_TASK REQUIREMENTS_
Select the lines that hold the word "java" and copy each one.

======== TASK INPUT

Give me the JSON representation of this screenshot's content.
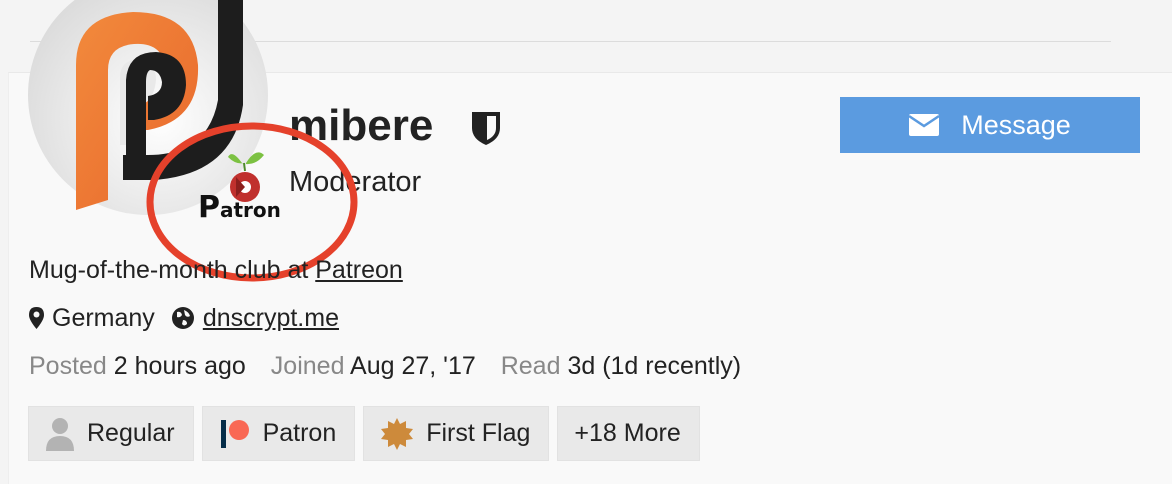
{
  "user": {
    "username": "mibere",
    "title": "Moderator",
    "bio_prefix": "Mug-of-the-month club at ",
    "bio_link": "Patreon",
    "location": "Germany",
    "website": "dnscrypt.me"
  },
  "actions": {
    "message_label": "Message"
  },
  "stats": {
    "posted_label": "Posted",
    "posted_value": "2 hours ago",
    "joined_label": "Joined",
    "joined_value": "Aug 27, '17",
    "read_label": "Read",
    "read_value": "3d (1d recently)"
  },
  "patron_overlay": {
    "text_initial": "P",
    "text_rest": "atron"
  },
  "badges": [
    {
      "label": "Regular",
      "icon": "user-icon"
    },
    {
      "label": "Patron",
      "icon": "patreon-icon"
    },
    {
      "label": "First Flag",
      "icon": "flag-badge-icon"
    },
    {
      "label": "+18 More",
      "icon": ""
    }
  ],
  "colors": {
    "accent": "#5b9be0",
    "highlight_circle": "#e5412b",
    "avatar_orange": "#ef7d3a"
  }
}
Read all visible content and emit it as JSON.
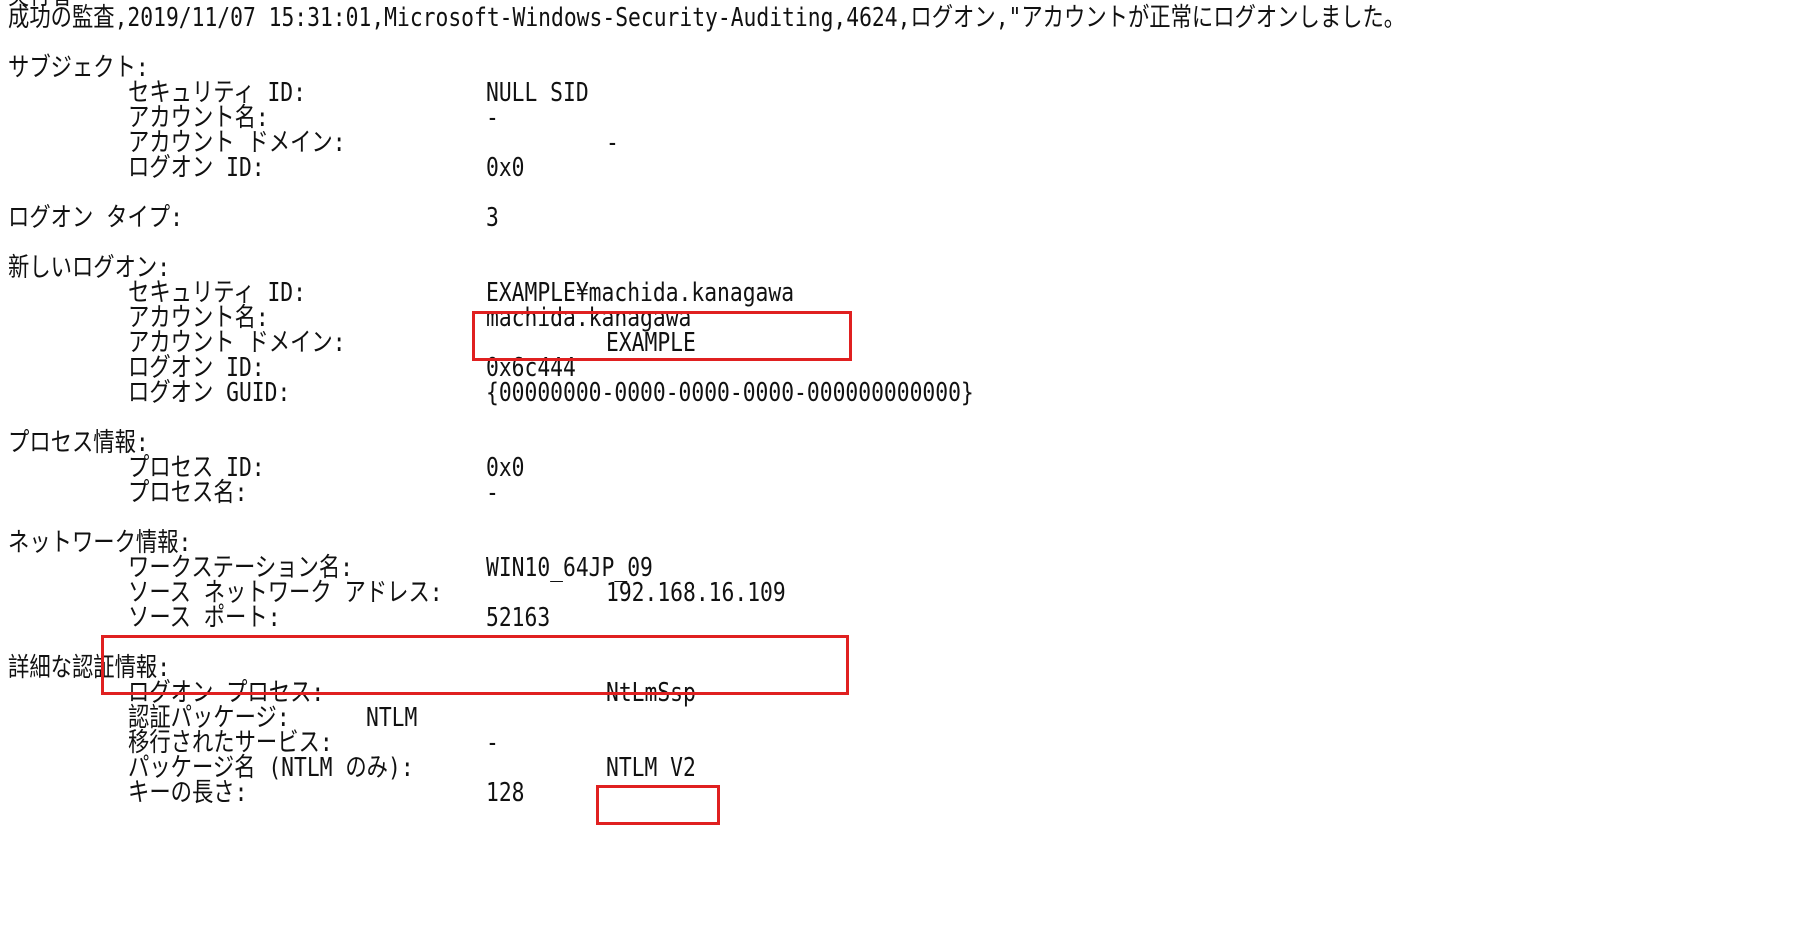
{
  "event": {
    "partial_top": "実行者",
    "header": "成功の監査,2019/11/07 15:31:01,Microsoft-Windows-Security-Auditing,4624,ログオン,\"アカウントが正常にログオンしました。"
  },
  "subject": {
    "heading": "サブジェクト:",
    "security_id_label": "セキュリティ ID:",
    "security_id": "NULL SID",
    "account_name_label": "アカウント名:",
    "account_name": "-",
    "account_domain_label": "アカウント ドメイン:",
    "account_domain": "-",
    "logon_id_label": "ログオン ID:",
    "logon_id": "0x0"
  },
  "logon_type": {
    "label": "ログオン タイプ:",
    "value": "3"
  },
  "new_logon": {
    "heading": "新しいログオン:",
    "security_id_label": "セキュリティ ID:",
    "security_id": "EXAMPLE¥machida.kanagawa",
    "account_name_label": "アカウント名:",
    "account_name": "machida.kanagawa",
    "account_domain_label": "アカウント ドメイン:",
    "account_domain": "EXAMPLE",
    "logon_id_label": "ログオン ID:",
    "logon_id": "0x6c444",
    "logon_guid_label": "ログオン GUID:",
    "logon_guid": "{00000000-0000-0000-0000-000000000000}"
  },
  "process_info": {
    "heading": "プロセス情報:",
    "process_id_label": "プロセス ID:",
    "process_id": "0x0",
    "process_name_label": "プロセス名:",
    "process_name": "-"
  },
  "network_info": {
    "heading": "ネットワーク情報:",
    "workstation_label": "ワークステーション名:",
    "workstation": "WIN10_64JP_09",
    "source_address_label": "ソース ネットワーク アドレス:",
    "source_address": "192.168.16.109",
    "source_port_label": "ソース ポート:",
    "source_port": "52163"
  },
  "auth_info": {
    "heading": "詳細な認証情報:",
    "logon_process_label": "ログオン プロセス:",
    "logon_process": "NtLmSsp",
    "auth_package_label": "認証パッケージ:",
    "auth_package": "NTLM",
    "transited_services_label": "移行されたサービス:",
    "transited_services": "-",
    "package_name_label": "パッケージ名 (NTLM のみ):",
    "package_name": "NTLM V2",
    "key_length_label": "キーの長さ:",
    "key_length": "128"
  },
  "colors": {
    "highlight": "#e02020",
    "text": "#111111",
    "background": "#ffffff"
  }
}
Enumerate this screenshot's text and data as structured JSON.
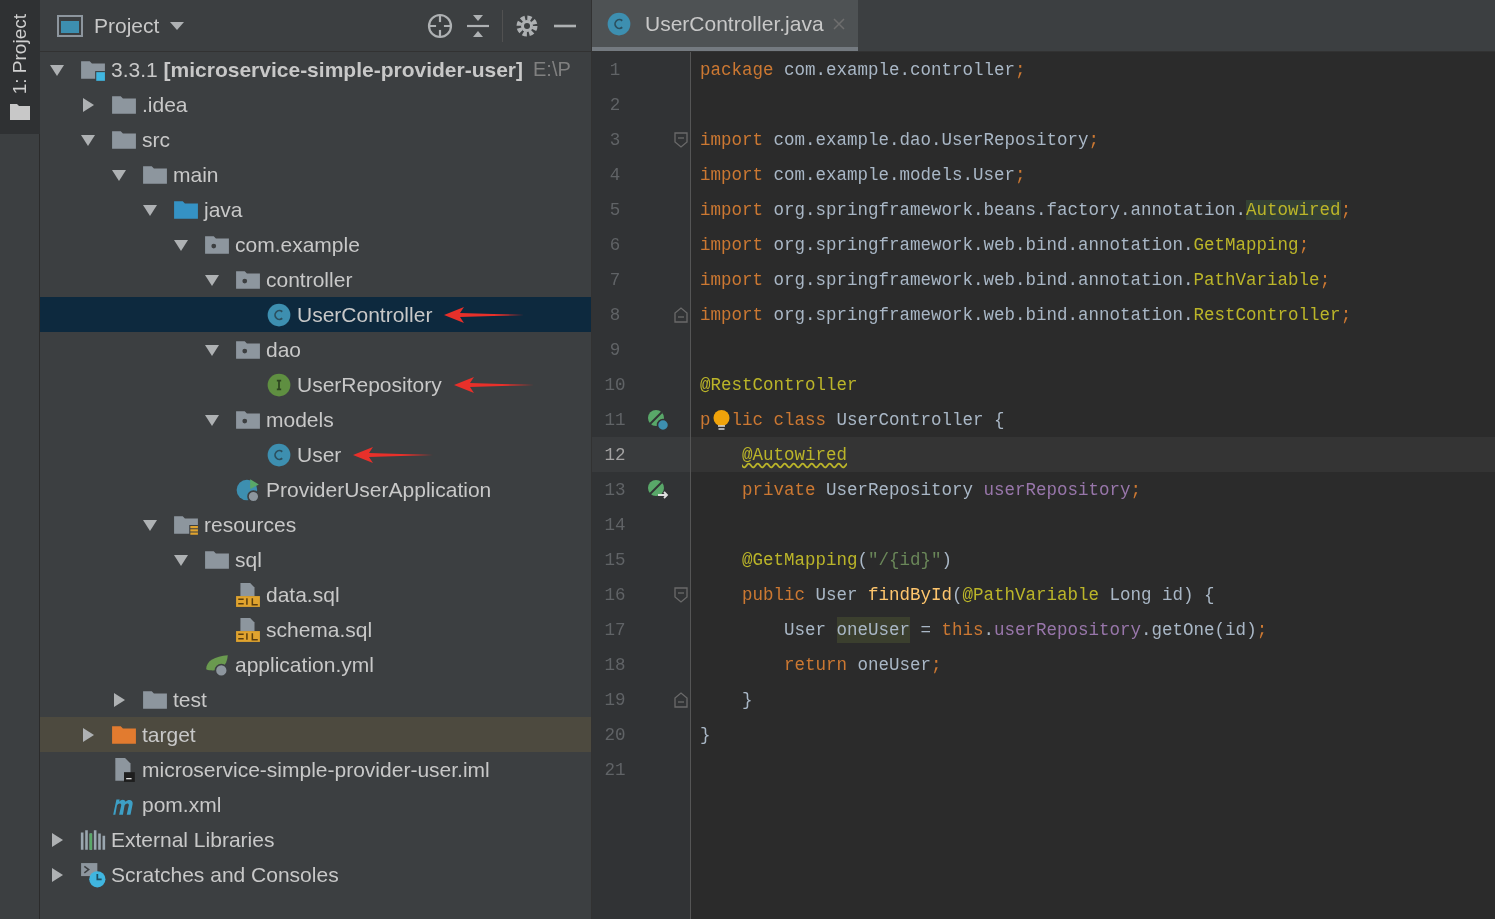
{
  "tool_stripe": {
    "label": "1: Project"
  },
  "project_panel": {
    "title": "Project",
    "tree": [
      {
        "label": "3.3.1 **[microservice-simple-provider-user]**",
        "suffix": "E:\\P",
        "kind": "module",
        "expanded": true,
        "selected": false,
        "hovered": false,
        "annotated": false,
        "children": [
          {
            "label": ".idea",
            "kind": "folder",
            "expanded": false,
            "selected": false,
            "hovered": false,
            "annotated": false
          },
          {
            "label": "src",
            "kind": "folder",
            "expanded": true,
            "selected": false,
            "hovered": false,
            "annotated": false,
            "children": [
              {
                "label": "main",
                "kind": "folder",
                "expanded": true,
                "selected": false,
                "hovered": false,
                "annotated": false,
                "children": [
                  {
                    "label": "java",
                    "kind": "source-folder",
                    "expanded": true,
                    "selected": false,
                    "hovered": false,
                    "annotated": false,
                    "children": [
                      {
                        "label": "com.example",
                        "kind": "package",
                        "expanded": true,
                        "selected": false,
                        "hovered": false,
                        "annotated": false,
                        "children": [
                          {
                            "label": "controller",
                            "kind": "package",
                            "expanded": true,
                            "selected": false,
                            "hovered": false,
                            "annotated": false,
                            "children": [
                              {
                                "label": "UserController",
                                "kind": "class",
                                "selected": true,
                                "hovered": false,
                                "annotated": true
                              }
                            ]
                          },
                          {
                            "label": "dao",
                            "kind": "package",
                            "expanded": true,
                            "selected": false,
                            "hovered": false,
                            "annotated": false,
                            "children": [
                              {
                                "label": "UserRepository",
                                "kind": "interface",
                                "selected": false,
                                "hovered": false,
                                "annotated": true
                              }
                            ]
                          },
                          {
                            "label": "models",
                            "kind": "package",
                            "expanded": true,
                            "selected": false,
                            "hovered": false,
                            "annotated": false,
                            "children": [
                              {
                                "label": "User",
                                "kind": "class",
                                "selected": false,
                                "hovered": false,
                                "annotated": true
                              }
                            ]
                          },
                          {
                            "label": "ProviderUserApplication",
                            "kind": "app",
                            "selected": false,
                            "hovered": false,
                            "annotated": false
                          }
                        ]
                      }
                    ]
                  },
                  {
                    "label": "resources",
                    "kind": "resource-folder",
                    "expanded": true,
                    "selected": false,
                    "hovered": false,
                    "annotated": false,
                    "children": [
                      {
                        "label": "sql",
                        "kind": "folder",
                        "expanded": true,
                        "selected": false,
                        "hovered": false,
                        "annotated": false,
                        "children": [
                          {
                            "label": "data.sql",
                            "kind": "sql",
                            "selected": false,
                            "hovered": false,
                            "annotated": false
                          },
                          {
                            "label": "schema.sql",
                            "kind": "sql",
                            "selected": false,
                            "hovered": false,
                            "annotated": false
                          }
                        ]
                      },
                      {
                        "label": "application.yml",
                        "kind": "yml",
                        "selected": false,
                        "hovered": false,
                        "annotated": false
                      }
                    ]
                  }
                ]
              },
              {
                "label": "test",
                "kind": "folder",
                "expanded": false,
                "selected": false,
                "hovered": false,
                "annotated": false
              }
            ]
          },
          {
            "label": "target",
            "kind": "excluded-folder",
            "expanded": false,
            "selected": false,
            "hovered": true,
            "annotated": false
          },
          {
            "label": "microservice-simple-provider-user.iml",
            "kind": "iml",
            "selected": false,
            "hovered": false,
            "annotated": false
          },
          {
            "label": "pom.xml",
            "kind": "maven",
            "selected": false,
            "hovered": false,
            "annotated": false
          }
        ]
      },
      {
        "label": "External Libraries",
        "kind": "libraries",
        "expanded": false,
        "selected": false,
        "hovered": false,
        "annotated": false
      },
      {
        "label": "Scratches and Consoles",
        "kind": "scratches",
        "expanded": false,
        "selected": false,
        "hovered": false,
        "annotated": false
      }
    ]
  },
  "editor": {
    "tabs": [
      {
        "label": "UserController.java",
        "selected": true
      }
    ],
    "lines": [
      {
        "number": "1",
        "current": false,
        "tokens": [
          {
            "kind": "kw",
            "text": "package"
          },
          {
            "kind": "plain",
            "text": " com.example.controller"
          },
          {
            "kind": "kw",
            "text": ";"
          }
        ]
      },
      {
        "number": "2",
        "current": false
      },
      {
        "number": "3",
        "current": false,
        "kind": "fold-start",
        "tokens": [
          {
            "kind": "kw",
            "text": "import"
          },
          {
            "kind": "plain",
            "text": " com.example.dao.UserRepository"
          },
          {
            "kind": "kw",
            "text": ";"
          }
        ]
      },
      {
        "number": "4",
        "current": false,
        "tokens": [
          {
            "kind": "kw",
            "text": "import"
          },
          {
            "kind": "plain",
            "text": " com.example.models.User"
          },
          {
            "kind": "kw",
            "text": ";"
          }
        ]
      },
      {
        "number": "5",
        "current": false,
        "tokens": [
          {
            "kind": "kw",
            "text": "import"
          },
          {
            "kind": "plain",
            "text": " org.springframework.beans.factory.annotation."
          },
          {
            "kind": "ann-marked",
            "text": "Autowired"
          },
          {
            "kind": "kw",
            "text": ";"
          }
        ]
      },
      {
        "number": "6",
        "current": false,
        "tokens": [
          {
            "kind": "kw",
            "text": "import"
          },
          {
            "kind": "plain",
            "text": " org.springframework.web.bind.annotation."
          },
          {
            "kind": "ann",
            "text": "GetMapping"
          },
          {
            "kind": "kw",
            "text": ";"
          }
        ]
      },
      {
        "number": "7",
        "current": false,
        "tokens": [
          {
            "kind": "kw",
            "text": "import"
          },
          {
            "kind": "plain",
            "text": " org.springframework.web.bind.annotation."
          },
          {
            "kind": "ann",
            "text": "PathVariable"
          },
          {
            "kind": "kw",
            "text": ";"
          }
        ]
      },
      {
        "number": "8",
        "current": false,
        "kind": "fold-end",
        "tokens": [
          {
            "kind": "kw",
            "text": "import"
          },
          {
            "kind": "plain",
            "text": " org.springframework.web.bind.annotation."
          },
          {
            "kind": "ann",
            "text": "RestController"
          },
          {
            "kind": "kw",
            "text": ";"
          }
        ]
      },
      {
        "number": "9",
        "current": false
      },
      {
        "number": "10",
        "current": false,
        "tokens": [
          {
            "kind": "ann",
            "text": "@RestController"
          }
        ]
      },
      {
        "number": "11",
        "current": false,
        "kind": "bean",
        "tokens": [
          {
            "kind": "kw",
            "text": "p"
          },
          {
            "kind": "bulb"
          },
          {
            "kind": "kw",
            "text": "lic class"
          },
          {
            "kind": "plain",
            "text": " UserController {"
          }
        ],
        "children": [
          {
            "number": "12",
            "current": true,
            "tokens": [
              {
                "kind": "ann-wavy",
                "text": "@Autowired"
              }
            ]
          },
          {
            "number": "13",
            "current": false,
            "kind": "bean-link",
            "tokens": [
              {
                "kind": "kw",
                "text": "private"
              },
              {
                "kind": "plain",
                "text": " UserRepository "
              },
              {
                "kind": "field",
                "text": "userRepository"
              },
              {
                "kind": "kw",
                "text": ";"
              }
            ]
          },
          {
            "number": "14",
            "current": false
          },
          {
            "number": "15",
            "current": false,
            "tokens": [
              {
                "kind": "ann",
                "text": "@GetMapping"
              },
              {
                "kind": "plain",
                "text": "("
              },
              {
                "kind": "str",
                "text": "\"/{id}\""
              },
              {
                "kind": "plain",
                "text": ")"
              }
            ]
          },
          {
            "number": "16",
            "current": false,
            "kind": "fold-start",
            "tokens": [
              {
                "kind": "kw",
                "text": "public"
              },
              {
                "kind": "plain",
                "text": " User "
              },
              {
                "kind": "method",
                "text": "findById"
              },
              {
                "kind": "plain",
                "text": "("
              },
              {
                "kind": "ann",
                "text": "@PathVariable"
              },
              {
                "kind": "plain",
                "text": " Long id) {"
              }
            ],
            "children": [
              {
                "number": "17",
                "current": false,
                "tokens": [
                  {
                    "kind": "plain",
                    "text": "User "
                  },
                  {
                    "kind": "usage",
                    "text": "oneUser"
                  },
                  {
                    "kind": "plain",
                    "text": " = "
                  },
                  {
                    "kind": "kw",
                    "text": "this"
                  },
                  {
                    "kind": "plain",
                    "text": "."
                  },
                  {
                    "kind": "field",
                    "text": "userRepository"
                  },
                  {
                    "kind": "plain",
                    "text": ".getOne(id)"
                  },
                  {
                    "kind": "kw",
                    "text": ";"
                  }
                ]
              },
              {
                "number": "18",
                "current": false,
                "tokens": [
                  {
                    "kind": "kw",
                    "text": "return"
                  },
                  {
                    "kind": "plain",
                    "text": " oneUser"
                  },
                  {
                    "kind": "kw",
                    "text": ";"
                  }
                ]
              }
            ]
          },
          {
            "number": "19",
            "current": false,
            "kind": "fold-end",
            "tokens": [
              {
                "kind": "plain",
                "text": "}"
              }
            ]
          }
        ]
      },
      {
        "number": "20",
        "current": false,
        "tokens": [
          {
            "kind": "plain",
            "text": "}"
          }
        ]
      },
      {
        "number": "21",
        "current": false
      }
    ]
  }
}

================

_TASK RESPONSE_
                    "label": "java",
        "label": "UserController.java",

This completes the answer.